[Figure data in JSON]

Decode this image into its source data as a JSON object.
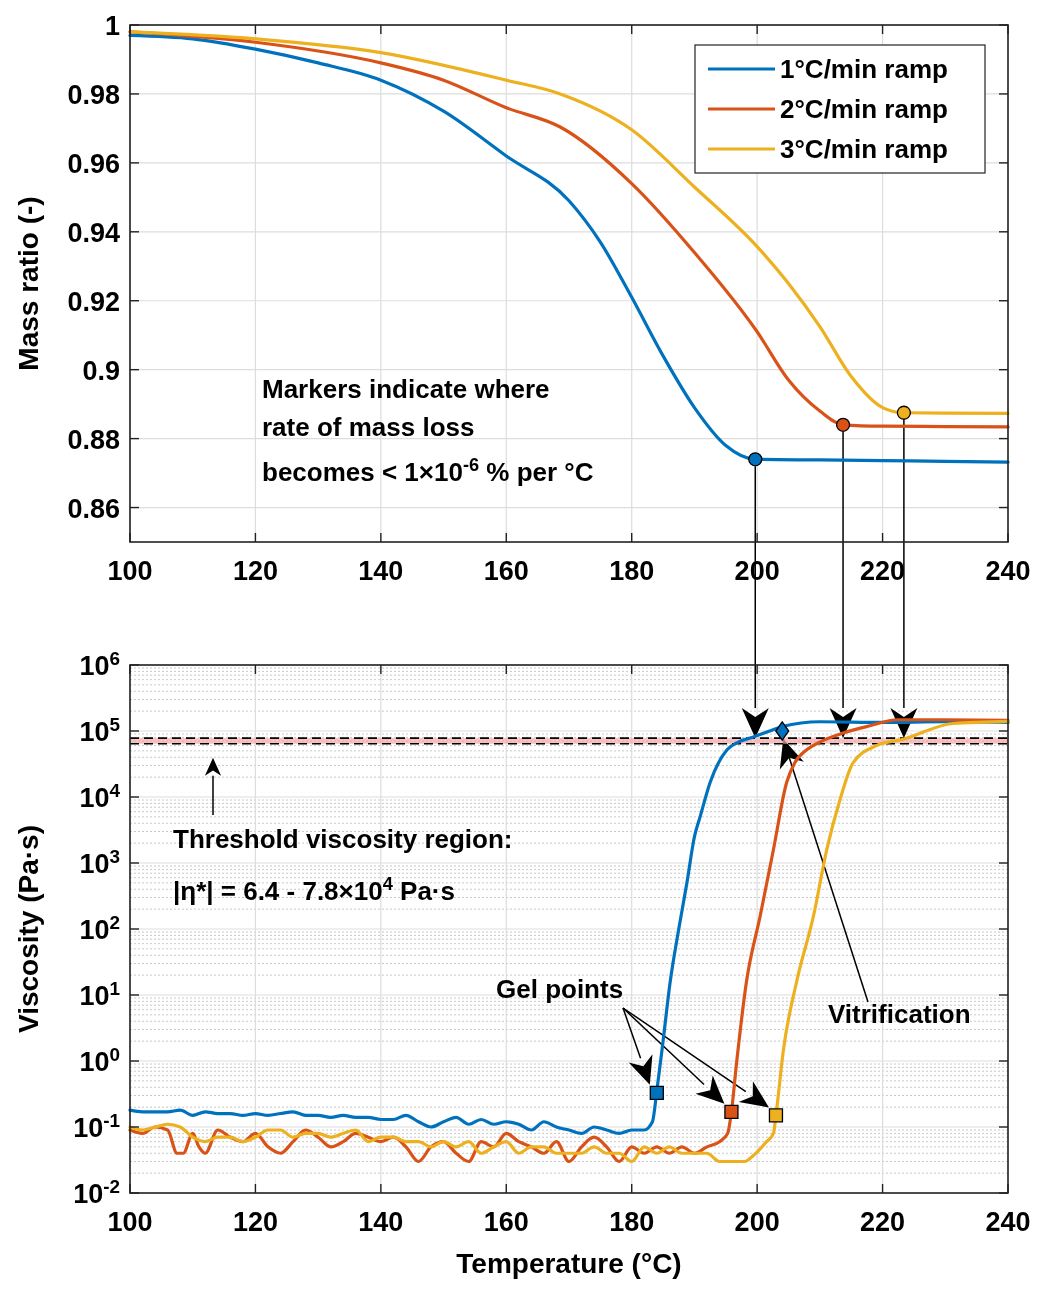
{
  "chart_data": [
    {
      "type": "line",
      "ylabel": "Mass ratio (-)",
      "xlim": [
        100,
        240
      ],
      "xticks": [
        100,
        120,
        140,
        160,
        180,
        200,
        220,
        240
      ],
      "ylim": [
        0.85,
        1
      ],
      "yticks": [
        0.86,
        0.88,
        0.9,
        0.92,
        0.94,
        0.96,
        0.98,
        1
      ],
      "grid": true,
      "legend": "top right",
      "annotations": [
        "Markers indicate where",
        "rate of mass loss",
        "becomes < 1×10$^{-6}$ % per °C"
      ],
      "series": [
        {
          "name": "1°C/min ramp",
          "color": "#0072bd",
          "x": [
            100,
            110,
            120,
            130,
            140,
            150,
            160,
            170,
            175,
            180,
            185,
            190,
            195,
            199.7,
            210,
            220,
            230,
            240
          ],
          "values": [
            0.997,
            0.996,
            0.993,
            0.989,
            0.984,
            0.975,
            0.962,
            0.949,
            0.937,
            0.921,
            0.904,
            0.889,
            0.878,
            0.874,
            0.8738,
            0.8736,
            0.8734,
            0.8732
          ]
        },
        {
          "name": "2°C/min ramp",
          "color": "#d95319",
          "x": [
            100,
            120,
            140,
            150,
            160,
            168.6,
            180,
            190,
            200,
            205,
            210,
            213.7,
            220,
            230,
            240
          ],
          "values": [
            0.998,
            0.995,
            0.989,
            0.984,
            0.976,
            0.9704,
            0.954,
            0.934,
            0.911,
            0.897,
            0.888,
            0.884,
            0.8836,
            0.8835,
            0.8834
          ]
        },
        {
          "name": "3°C/min ramp",
          "color": "#edb120",
          "x": [
            100,
            120,
            140,
            160,
            168.6,
            180,
            190,
            200,
            205,
            210,
            215,
            220,
            223.4,
            230,
            240
          ],
          "values": [
            0.998,
            0.996,
            0.992,
            0.984,
            0.98,
            0.9696,
            0.953,
            0.9357,
            0.925,
            0.9125,
            0.898,
            0.889,
            0.8875,
            0.8874,
            0.8873
          ]
        },
        {
          "type": "scatter",
          "marker": "circle",
          "x": [
            199.7,
            213.7,
            223.4
          ],
          "values": [
            0.874,
            0.884,
            0.8875
          ],
          "colors": [
            "#0072bd",
            "#d95319",
            "#edb120"
          ]
        }
      ]
    },
    {
      "type": "line",
      "xlabel": "Temperature (°C)",
      "ylabel": "Viscosity (Pa·s)",
      "log": "y",
      "xlim": [
        100,
        240
      ],
      "xticks": [
        100,
        120,
        140,
        160,
        180,
        200,
        220,
        240
      ],
      "ylim": [
        0.01,
        1000000
      ],
      "yticks": [
        {
          "value": 0.01,
          "label": "10$^{-2}$"
        },
        {
          "value": 0.1,
          "label": "10$^{-1}$"
        },
        {
          "value": 1,
          "label": "10$^{0}$"
        },
        {
          "value": 10,
          "label": "10$^{1}$"
        },
        {
          "value": 100,
          "label": "10$^{2}$"
        },
        {
          "value": 1000,
          "label": "10$^{3}$"
        },
        {
          "value": 10000,
          "label": "10$^{4}$"
        },
        {
          "value": 100000,
          "label": "10$^{5}$"
        },
        {
          "value": 1000000,
          "label": "10$^{6}$"
        }
      ],
      "grid": true,
      "bands": [
        {
          "axis": "y",
          "from": 64000,
          "to": 78000,
          "color": "#f4a6a6"
        }
      ],
      "ref_lines": [
        {
          "axis": "y",
          "value": 64000,
          "color": "#000000",
          "line_style": "dashed"
        },
        {
          "axis": "y",
          "value": 78000,
          "color": "#000000",
          "line_style": "dashed"
        }
      ],
      "annotations": [
        "Threshold viscosity region:",
        "|η*| = 6.4 - 7.8×10$^{4}$ Pa·s",
        "Gel points",
        {
          "text": "Vitrification",
          "x": 204,
          "y": 100000
        }
      ],
      "series": [
        {
          "color": "#0072bd",
          "x": [
            100,
            102,
            104,
            106,
            108,
            110,
            112,
            114,
            116,
            118,
            120,
            122,
            124,
            126,
            128,
            130,
            132,
            134,
            136,
            138,
            140,
            142,
            144,
            146,
            148,
            150,
            152,
            154,
            156,
            158,
            160,
            162,
            164,
            166,
            168,
            170,
            172,
            174,
            176,
            178,
            180,
            182,
            183.3,
            184,
            185,
            186.1,
            187.5,
            188.8,
            190,
            190.9,
            192.5,
            195.2,
            197,
            199.4,
            202,
            204,
            210,
            220,
            230,
            240
          ],
          "values": [
            0.18,
            0.17,
            0.17,
            0.17,
            0.18,
            0.15,
            0.17,
            0.16,
            0.16,
            0.15,
            0.16,
            0.15,
            0.16,
            0.17,
            0.15,
            0.15,
            0.14,
            0.15,
            0.14,
            0.14,
            0.13,
            0.13,
            0.15,
            0.12,
            0.1,
            0.12,
            0.14,
            0.11,
            0.13,
            0.11,
            0.12,
            0.11,
            0.09,
            0.12,
            0.1,
            0.09,
            0.08,
            0.1,
            0.09,
            0.08,
            0.09,
            0.09,
            0.12,
            0.35,
            2,
            15,
            100,
            500,
            2500,
            5000,
            16600,
            52000,
            68000,
            81000,
            100000,
            117000,
            138000,
            135000,
            138000,
            135000
          ]
        },
        {
          "color": "#d95319",
          "x": [
            100,
            102,
            104,
            106,
            107.5,
            108.5,
            110,
            111,
            112,
            114,
            116,
            118,
            120,
            122,
            124,
            126,
            128,
            130,
            132,
            134,
            136,
            138,
            140,
            142,
            144,
            146,
            148,
            150,
            152,
            154,
            156,
            158,
            160,
            162,
            164,
            166,
            168,
            170,
            172,
            174,
            176,
            178,
            180,
            182,
            184,
            186,
            188,
            190,
            192,
            194,
            195.3,
            195.9,
            196.7,
            198.3,
            200.5,
            202.6,
            204.7,
            206,
            207.9,
            210,
            213.7,
            218,
            222.3,
            230,
            240
          ],
          "values": [
            0.09,
            0.08,
            0.1,
            0.09,
            0.04,
            0.04,
            0.08,
            0.05,
            0.04,
            0.09,
            0.07,
            0.06,
            0.08,
            0.05,
            0.04,
            0.06,
            0.09,
            0.07,
            0.05,
            0.06,
            0.08,
            0.07,
            0.06,
            0.07,
            0.05,
            0.03,
            0.05,
            0.06,
            0.04,
            0.03,
            0.06,
            0.05,
            0.08,
            0.06,
            0.05,
            0.04,
            0.06,
            0.03,
            0.05,
            0.07,
            0.05,
            0.03,
            0.05,
            0.04,
            0.05,
            0.04,
            0.05,
            0.04,
            0.05,
            0.06,
            0.08,
            0.17,
            0.9,
            16,
            160,
            1600,
            16600,
            33000,
            52000,
            68000,
            93000,
            120000,
            148000,
            148000,
            145000
          ]
        },
        {
          "color": "#edb120",
          "x": [
            100,
            102,
            104,
            106,
            108,
            110,
            112,
            114,
            116,
            118,
            120,
            122,
            124,
            126,
            128,
            130,
            132,
            134,
            136,
            138,
            140,
            142,
            144,
            146,
            148,
            150,
            152,
            154,
            156,
            158,
            160,
            162,
            164,
            166,
            168,
            170,
            172,
            174,
            176,
            178,
            180,
            182,
            184,
            186,
            188,
            190,
            192,
            194,
            196,
            198,
            199.4,
            201.5,
            202.6,
            203,
            204.2,
            206.3,
            209,
            211.1,
            213.2,
            215.3,
            219,
            223.3,
            231.2,
            240
          ],
          "values": [
            0.1,
            0.09,
            0.1,
            0.11,
            0.1,
            0.07,
            0.06,
            0.07,
            0.07,
            0.06,
            0.07,
            0.09,
            0.09,
            0.07,
            0.08,
            0.08,
            0.07,
            0.08,
            0.09,
            0.06,
            0.07,
            0.07,
            0.06,
            0.06,
            0.05,
            0.06,
            0.05,
            0.06,
            0.04,
            0.05,
            0.06,
            0.04,
            0.05,
            0.05,
            0.04,
            0.04,
            0.04,
            0.05,
            0.04,
            0.04,
            0.03,
            0.05,
            0.04,
            0.05,
            0.04,
            0.04,
            0.04,
            0.03,
            0.03,
            0.03,
            0.037,
            0.06,
            0.08,
            0.15,
            1.5,
            16,
            160,
            1600,
            9000,
            33000,
            60000,
            75000,
            130000,
            140000
          ]
        },
        {
          "type": "scatter",
          "marker": "square",
          "x": [
            184,
            195.9,
            203
          ],
          "values": [
            0.33,
            0.17,
            0.15
          ],
          "colors": [
            "#0072bd",
            "#d95319",
            "#edb120"
          ]
        },
        {
          "type": "scatter",
          "marker": "diamond",
          "x": [
            204
          ],
          "values": [
            100000
          ],
          "colors": [
            "#0072bd"
          ]
        }
      ]
    }
  ]
}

→ **Goal of the exercise**
Every line containing the string "ylabel" must be listed.

→ **Task response**
      "ylabel": "Mass ratio (-)",
      "ylabel": "Viscosity (Pa·s)",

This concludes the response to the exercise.